* STATED GOAL
Copy each line of the data below with the word "convenios".

* PROVIDED RECORDS
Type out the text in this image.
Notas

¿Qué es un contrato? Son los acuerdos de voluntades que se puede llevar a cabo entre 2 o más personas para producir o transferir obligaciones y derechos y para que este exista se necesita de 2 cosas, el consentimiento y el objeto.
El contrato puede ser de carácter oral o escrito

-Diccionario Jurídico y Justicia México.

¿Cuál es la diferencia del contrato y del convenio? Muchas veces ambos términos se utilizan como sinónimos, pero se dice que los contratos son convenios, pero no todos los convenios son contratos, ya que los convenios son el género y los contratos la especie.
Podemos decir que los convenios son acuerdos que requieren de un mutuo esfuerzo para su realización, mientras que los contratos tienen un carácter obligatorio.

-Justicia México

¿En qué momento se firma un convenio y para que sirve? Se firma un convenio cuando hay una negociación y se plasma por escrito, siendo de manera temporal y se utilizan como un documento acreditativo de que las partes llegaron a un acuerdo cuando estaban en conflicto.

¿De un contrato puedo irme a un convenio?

==

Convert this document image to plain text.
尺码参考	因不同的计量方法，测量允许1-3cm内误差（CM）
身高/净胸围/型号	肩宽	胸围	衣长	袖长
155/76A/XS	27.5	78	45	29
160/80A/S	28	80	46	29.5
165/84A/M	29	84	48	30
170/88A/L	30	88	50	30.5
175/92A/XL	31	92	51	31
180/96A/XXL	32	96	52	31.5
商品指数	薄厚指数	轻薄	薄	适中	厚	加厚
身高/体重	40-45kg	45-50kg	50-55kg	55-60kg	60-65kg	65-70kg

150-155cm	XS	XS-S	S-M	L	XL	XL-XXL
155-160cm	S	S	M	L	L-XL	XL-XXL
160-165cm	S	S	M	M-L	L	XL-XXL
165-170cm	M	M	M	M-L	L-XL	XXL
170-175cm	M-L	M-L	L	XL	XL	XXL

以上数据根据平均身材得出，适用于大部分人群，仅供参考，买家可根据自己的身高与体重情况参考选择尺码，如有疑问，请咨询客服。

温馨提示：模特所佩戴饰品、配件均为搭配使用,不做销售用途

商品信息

* OUTPUT
¿Cuál es la diferencia del contrato y del convenio? Muchas veces ambos términos se utilizan como sinónimos, pero se dice que los contratos son convenios, pero no todos los convenios son contratos, ya que los convenios son el género y los contratos la especie.
Podemos decir que los convenios son acuerdos que requieren de un mutuo esfuerzo para su realización, mientras que los contratos tienen un carácter obligatorio.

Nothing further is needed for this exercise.